Rawdon Cragg Baptist Church History
Rawdon Cragg Baptist Church History up to 1912.
RAWDON, CRAGG BAPTIST CHURCH
The interesting story of this Church prior to the year 1800 has been referred to in an earlier part Cragg Baptist, of the volume. It is, however, worth recording that an entry in the Church book, dated about 1724, by John Marshall, of Low Hall, Yeadon, tells how "the first-fruits of us" were gathered by William Mitchel, and that some time elapsed before "God further opened our eyes to the truth of Believers' Baptism," and how they were then added to "a people of the same faith and practice in Lancashire." It would appear, therefore, that these Rawdon folk were not at first a Baptist community, but became so after some years of existence.
In the early nineteenth century, the Church, apparently a struggling cause, owed much to Dr. Steadman, of Bradford. Between the years 1811 and 1815 it felt the influence of the great Methodist Revival which swept over the district, and in 1818, under the pastorate of the Rev. Samuel Hughes, the Sunday school in connection with the Church was started in the school-room close to the manse at Nether Yeadon, and affiliated to the Leeds Sunday School Union.
++++
__WRITTEN EXERCISE A__. Copy the rows from the first one through the row containing "legend-label-vehicle-roll-stbd-deg: Vehicle Roll", including both.
The church history and the rows that follow are unrelated material.

Dataset entries
++++
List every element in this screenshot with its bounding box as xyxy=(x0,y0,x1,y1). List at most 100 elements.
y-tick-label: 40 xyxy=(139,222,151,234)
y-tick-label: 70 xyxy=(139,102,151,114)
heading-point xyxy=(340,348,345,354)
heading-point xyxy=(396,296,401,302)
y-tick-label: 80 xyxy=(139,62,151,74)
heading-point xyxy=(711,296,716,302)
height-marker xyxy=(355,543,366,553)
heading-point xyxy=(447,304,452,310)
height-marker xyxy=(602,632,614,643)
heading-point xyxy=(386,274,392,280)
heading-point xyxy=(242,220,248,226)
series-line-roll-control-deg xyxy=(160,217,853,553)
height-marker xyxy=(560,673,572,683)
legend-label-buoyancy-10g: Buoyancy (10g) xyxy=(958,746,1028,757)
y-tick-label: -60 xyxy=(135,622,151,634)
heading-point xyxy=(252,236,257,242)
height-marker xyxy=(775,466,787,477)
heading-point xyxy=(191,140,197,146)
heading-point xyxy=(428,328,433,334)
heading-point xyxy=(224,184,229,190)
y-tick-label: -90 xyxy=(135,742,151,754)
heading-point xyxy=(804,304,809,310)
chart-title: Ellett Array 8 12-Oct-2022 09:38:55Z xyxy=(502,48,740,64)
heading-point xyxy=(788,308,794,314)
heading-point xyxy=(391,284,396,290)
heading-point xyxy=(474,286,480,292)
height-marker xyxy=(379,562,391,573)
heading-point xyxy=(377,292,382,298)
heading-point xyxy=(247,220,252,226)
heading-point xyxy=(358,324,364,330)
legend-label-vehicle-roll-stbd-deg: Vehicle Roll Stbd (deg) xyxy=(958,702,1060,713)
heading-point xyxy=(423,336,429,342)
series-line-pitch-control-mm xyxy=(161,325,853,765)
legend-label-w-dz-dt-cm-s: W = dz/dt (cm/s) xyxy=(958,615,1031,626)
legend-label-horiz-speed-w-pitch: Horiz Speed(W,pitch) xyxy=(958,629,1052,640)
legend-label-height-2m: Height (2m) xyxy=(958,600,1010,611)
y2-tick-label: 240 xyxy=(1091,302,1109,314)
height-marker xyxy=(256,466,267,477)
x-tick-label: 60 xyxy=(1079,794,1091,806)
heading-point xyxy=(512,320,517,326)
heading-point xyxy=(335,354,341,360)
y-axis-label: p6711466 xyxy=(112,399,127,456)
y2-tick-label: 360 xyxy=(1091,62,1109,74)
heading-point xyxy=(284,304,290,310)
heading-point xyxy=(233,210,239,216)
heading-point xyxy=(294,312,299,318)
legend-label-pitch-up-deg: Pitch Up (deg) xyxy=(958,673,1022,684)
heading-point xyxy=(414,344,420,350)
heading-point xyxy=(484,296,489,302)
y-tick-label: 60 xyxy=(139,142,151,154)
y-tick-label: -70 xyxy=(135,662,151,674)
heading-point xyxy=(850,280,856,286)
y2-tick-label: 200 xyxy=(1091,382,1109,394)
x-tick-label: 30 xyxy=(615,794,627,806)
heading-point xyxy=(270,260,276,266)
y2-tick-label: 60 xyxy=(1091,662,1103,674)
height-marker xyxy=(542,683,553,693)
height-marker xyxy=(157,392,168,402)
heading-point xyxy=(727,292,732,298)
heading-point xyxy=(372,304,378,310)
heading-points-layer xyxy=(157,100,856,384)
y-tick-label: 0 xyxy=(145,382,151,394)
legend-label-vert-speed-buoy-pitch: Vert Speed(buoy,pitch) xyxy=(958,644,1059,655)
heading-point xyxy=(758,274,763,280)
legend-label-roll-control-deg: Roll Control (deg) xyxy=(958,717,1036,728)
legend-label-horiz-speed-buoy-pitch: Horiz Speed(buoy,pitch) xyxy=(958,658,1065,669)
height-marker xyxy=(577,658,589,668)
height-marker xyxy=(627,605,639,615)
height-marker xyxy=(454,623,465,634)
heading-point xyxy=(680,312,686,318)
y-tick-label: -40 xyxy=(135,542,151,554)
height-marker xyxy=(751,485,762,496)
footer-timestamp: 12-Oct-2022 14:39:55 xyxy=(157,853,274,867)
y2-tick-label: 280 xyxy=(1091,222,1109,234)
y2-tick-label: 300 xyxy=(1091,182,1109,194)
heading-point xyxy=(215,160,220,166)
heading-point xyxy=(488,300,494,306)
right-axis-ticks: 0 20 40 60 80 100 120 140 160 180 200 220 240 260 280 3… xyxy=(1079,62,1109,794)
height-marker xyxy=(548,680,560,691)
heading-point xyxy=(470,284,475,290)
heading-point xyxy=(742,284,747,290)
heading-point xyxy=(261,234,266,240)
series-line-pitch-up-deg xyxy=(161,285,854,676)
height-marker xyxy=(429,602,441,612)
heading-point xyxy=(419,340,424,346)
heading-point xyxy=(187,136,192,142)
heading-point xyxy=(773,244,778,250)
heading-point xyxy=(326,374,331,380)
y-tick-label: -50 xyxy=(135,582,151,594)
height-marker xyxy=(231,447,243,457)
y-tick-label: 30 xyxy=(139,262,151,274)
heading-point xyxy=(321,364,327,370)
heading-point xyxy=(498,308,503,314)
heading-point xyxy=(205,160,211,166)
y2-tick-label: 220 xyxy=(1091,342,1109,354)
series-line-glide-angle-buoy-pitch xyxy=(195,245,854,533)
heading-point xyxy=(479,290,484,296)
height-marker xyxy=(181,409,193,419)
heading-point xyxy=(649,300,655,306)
++++
__WRITTEN EXERCISE B__. For each statement, say whether the church history supports it. Answer yes or no, and quote the deciding words. (i) The Sunday school was started in 1818 under the pastorate of the Rev. Samuel Hughes. (ii) The Sunday school was affiliated to the Bradford Sunday School Union. (iii) The Church felt the influence of the Methodist Revival between 1811 and 1815.

__TASK RESULT A__.
List every element in this screenshot with its bounding box as xyxy=(x0,y0,x1,y1). List at most 100 elements.
y-tick-label: 40 xyxy=(139,222,151,234)
y-tick-label: 70 xyxy=(139,102,151,114)
heading-point xyxy=(340,348,345,354)
heading-point xyxy=(396,296,401,302)
y-tick-label: 80 xyxy=(139,62,151,74)
heading-point xyxy=(711,296,716,302)
height-marker xyxy=(355,543,366,553)
heading-point xyxy=(447,304,452,310)
height-marker xyxy=(602,632,614,643)
heading-point xyxy=(386,274,392,280)
heading-point xyxy=(242,220,248,226)
series-line-roll-control-deg xyxy=(160,217,853,553)
height-marker xyxy=(560,673,572,683)
legend-label-buoyancy-10g: Buoyancy (10g) xyxy=(958,746,1028,757)
y-tick-label: -60 xyxy=(135,622,151,634)
heading-point xyxy=(252,236,257,242)
height-marker xyxy=(775,466,787,477)
heading-point xyxy=(191,140,197,146)
heading-point xyxy=(428,328,433,334)
heading-point xyxy=(224,184,229,190)
y-tick-label: -90 xyxy=(135,742,151,754)
heading-point xyxy=(804,304,809,310)
chart-title: Ellett Array 8 12-Oct-2022 09:38:55Z xyxy=(502,48,740,64)
heading-point xyxy=(788,308,794,314)
heading-point xyxy=(391,284,396,290)
heading-point xyxy=(474,286,480,292)
height-marker xyxy=(379,562,391,573)
heading-point xyxy=(377,292,382,298)
heading-point xyxy=(247,220,252,226)
heading-point xyxy=(358,324,364,330)
legend-label-vehicle-roll-stbd-deg: Vehicle Roll Stbd (deg) xyxy=(958,702,1060,713)

__TASK RESULT B__.
(i) Yes: "in 1818, under the pastorate of the Rev. Samuel Hughes, the Sunday school in connection with the Church was started"
(ii) No: "affiliated to the Leeds Sunday School Union"
(iii) Yes: "Between the years 1811 and 1815 it felt the influence of the great Methodist Revival"